**WHAT THE TASK REQUIRES:** Look below. Copy each line that has "this" in it.

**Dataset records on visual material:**

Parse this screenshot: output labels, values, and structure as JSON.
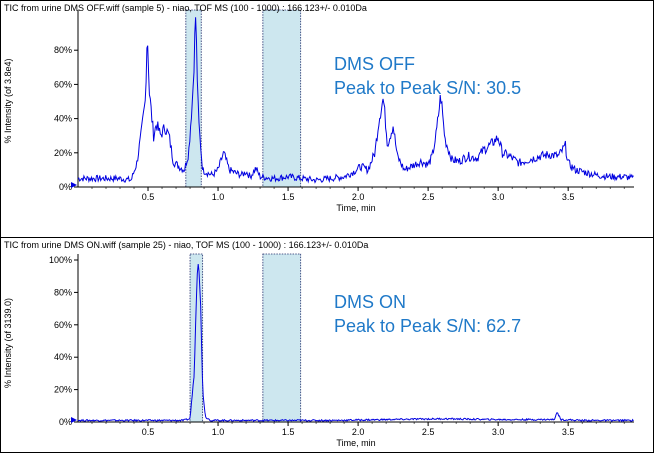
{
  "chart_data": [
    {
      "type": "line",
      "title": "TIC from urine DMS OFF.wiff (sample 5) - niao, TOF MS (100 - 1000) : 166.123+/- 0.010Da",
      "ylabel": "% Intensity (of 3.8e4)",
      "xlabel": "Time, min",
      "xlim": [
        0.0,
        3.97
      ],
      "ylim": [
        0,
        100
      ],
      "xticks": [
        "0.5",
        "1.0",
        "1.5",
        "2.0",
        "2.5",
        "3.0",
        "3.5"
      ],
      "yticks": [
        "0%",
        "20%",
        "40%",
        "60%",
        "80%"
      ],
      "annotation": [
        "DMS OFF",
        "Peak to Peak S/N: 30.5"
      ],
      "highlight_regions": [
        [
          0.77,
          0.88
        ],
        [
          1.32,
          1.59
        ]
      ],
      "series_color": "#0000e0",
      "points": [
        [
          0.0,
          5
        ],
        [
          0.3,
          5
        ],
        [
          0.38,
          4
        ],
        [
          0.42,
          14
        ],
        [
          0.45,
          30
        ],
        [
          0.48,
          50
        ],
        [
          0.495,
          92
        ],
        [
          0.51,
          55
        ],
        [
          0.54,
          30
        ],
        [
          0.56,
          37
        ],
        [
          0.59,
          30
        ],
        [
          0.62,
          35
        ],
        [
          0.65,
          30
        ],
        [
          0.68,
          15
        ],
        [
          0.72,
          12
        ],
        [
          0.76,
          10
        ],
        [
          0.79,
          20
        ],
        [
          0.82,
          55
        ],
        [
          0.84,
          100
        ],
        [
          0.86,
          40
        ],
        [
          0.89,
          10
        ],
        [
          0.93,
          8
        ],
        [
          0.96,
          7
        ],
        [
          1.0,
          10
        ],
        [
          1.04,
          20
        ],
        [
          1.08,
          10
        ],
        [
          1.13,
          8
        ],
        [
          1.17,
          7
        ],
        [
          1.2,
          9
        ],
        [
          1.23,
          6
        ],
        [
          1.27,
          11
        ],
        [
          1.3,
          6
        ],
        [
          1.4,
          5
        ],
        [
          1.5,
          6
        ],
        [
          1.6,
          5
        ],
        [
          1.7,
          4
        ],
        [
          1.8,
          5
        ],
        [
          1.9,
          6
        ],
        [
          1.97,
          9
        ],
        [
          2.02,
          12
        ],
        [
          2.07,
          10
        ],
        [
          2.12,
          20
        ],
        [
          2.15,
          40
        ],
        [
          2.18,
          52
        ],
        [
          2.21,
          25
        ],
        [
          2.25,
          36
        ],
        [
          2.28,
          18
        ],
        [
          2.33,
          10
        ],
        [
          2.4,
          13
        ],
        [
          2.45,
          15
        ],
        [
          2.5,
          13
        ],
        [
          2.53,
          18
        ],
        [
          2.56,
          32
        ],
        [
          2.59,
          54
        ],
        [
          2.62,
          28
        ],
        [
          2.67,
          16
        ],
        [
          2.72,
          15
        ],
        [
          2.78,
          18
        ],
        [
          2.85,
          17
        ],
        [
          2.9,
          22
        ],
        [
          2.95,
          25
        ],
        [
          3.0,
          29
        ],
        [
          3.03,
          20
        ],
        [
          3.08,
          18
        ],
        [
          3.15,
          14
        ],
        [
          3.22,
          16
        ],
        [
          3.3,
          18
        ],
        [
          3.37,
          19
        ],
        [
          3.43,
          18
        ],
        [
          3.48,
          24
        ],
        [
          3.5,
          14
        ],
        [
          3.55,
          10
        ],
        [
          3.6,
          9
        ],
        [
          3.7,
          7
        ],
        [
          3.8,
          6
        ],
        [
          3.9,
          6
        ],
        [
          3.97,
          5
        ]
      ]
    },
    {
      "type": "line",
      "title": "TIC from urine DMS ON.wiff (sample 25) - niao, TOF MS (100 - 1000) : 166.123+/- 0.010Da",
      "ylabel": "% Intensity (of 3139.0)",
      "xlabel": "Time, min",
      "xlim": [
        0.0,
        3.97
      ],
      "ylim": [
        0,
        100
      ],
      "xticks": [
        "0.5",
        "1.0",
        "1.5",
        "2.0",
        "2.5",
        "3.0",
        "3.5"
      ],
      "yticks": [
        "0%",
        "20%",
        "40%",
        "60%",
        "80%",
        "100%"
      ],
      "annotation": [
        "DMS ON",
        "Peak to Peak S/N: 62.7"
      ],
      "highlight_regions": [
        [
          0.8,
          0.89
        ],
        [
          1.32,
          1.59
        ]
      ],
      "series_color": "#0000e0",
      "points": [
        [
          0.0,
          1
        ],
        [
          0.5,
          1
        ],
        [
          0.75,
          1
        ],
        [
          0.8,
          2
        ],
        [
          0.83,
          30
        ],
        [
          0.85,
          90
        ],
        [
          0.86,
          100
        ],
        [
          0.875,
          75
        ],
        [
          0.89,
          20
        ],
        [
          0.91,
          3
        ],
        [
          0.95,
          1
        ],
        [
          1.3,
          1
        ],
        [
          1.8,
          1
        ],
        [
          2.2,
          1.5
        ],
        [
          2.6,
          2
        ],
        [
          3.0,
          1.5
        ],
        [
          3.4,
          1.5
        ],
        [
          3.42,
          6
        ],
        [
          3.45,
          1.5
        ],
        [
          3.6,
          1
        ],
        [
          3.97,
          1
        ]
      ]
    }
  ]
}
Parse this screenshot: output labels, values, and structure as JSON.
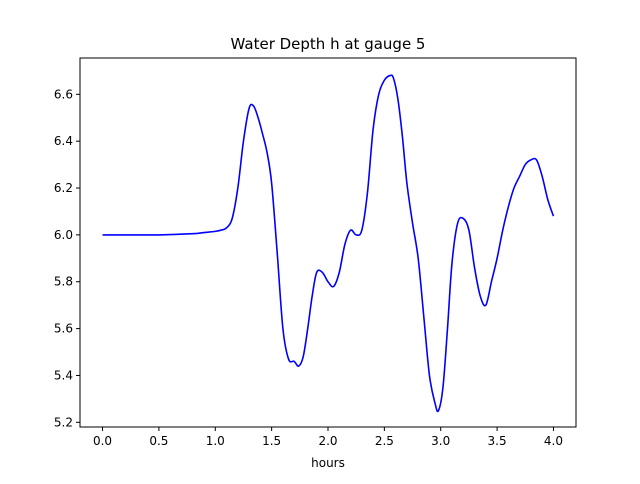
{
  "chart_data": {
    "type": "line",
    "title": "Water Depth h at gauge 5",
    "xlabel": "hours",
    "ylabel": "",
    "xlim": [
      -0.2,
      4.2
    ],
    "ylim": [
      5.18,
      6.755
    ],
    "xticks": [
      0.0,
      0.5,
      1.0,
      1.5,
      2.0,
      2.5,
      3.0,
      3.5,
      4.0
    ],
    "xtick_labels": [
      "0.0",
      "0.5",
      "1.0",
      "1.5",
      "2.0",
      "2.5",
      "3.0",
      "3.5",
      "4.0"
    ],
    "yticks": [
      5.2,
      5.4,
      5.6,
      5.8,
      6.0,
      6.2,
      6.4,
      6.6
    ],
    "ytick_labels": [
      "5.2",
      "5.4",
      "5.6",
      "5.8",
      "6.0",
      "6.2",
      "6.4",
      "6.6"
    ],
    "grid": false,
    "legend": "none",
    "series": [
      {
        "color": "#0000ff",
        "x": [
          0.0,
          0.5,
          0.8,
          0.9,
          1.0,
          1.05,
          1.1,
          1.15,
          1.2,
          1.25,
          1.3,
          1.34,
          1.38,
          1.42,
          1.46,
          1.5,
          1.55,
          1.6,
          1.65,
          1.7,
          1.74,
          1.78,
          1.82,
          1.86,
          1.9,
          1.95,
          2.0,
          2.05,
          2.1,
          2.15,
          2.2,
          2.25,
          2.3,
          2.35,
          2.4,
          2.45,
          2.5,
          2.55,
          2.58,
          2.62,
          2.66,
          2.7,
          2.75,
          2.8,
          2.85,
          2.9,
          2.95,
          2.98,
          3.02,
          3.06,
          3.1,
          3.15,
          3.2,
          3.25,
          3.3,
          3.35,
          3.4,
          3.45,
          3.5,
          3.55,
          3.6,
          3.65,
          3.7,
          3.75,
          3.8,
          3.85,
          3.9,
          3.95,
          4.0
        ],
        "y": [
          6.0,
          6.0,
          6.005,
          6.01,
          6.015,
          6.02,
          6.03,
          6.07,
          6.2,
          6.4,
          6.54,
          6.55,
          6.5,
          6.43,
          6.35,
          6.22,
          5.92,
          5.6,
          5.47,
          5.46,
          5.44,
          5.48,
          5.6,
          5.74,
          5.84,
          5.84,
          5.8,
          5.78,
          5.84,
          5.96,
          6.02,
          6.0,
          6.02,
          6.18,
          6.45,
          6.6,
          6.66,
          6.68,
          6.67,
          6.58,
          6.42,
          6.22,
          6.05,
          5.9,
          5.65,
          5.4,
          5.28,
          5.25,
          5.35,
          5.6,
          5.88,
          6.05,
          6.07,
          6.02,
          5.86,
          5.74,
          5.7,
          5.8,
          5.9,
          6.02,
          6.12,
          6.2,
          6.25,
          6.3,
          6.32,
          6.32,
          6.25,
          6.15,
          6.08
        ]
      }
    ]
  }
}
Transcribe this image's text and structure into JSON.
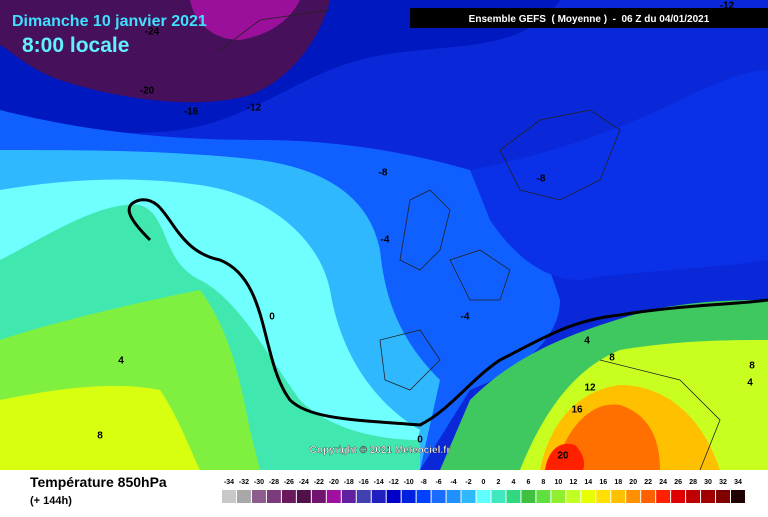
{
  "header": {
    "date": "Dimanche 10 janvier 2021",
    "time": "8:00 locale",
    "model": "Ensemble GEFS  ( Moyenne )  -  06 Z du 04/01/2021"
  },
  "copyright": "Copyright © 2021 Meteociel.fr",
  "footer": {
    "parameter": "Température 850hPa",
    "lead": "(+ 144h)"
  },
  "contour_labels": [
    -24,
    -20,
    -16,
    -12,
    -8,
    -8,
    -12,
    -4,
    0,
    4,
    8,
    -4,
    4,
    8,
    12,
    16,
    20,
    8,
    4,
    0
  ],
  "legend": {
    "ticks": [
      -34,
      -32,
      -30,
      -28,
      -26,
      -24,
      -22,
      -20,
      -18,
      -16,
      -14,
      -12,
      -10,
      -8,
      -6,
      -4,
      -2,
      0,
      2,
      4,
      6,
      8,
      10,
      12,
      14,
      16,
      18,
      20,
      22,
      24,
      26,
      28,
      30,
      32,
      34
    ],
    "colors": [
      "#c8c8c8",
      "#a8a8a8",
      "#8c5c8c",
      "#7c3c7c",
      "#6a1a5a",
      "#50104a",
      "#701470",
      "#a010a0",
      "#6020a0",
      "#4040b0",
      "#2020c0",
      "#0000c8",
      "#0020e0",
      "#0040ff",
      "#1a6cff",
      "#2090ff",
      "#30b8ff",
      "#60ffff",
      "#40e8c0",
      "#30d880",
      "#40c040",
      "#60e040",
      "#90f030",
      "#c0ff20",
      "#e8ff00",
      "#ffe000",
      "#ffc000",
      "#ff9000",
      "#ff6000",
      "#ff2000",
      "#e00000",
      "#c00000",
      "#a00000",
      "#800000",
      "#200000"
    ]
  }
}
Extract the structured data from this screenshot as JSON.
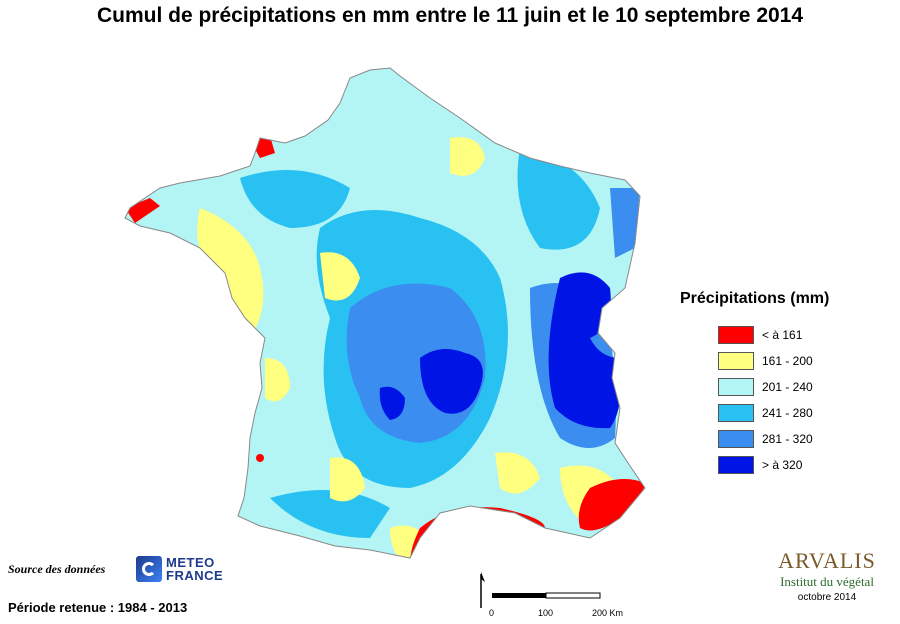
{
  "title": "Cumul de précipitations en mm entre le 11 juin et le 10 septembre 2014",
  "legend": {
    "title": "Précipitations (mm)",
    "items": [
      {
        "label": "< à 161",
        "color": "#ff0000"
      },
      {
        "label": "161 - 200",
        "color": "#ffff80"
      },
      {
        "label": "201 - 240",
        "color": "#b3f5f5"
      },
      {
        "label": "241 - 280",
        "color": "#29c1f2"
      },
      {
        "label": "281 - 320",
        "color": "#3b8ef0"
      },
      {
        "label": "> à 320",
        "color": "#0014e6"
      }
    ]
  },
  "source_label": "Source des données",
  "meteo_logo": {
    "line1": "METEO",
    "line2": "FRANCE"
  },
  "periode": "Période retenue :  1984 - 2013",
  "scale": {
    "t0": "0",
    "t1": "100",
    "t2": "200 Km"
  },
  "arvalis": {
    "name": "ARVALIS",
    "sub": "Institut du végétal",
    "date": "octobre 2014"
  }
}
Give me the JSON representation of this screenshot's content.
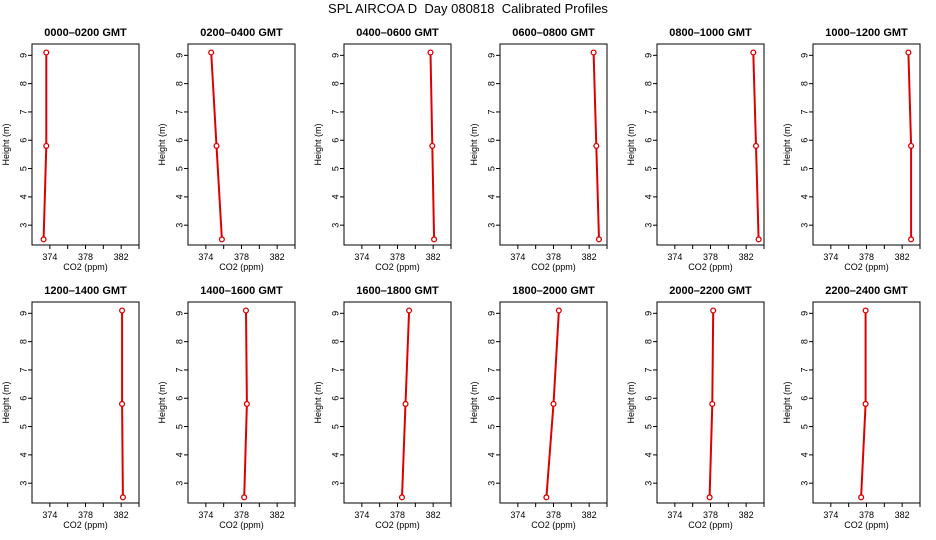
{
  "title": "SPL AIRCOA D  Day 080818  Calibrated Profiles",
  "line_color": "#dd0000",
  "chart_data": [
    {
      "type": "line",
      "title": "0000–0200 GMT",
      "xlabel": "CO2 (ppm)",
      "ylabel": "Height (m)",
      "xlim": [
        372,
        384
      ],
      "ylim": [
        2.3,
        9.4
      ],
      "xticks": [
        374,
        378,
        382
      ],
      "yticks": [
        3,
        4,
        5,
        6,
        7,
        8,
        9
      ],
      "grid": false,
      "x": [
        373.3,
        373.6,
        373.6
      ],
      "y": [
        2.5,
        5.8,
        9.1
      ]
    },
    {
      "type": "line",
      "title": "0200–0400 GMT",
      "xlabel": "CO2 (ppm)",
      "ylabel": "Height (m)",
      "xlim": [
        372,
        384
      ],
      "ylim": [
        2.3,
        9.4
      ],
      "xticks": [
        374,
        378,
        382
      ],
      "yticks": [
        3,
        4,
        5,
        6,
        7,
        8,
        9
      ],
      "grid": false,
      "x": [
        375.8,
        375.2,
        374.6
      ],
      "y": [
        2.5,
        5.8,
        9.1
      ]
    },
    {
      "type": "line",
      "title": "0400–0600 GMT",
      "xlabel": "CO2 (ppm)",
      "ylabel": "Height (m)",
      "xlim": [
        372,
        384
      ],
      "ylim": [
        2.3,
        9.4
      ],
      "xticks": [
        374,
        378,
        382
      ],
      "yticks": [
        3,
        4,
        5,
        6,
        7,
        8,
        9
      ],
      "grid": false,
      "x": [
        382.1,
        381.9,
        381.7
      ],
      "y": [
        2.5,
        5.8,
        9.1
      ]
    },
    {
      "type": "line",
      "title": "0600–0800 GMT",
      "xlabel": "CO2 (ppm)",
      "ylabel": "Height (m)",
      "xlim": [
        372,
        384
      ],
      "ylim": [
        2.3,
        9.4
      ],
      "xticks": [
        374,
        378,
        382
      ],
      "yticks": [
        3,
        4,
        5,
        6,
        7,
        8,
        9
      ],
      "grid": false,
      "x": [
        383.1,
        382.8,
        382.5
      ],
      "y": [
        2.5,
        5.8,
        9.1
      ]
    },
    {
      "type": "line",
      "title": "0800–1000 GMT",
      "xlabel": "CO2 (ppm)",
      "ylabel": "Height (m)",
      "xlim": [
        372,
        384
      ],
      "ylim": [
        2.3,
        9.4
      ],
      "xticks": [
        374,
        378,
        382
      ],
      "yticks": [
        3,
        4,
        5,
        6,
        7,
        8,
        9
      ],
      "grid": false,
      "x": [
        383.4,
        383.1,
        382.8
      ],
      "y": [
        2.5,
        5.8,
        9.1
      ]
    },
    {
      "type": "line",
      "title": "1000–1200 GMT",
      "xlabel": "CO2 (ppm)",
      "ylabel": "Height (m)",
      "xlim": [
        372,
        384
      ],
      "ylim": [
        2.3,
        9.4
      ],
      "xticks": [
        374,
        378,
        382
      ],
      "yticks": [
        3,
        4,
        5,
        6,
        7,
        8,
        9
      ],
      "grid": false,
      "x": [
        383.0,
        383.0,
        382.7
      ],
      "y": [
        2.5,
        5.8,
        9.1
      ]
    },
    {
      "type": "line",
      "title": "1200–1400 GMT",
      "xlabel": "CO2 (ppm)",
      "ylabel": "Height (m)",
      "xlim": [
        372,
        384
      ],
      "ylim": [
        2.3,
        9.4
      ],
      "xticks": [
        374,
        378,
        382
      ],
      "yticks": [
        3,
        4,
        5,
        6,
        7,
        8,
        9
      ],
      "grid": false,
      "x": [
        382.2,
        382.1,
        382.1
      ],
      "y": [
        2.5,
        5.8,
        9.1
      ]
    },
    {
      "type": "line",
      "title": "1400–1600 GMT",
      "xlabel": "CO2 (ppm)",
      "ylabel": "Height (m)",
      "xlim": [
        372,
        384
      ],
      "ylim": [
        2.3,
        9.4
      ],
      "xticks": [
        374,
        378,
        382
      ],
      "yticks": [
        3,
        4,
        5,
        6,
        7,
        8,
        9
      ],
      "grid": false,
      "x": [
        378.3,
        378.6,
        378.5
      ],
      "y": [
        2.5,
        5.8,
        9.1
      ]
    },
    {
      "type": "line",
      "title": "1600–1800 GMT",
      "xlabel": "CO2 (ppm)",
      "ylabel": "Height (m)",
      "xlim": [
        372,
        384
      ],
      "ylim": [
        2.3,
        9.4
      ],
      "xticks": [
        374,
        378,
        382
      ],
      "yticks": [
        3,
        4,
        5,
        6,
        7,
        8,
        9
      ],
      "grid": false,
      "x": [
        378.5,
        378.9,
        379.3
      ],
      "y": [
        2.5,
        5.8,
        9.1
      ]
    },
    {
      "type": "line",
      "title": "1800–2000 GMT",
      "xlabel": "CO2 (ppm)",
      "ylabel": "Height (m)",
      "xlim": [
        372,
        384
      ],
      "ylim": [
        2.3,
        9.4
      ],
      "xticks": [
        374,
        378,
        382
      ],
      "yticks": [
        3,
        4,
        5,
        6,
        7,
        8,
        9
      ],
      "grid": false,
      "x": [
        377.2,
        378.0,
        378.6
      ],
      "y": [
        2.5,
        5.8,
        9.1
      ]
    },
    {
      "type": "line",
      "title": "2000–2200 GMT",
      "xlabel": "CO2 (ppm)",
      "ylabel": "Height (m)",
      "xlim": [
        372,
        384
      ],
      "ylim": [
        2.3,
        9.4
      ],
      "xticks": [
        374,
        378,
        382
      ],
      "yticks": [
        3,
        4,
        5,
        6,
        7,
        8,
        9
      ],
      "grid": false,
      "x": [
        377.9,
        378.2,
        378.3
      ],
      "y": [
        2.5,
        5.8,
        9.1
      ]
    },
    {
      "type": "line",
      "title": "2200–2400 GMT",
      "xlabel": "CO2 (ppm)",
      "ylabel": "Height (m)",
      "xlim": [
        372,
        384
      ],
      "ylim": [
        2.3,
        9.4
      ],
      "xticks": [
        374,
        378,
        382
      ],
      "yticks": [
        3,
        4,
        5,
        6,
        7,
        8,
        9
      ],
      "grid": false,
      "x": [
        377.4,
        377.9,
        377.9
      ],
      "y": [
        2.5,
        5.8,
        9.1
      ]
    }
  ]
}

**WORKED SOLUTION:**
Parse this screenshot: output labels, values, and structure as JSON.
Parse this screenshot: output labels, values, and structure as JSON.
Transcribe this image's text and structure into JSON.
Extract the structured data from this screenshot as JSON.
Give me the JSON representation of this screenshot's content.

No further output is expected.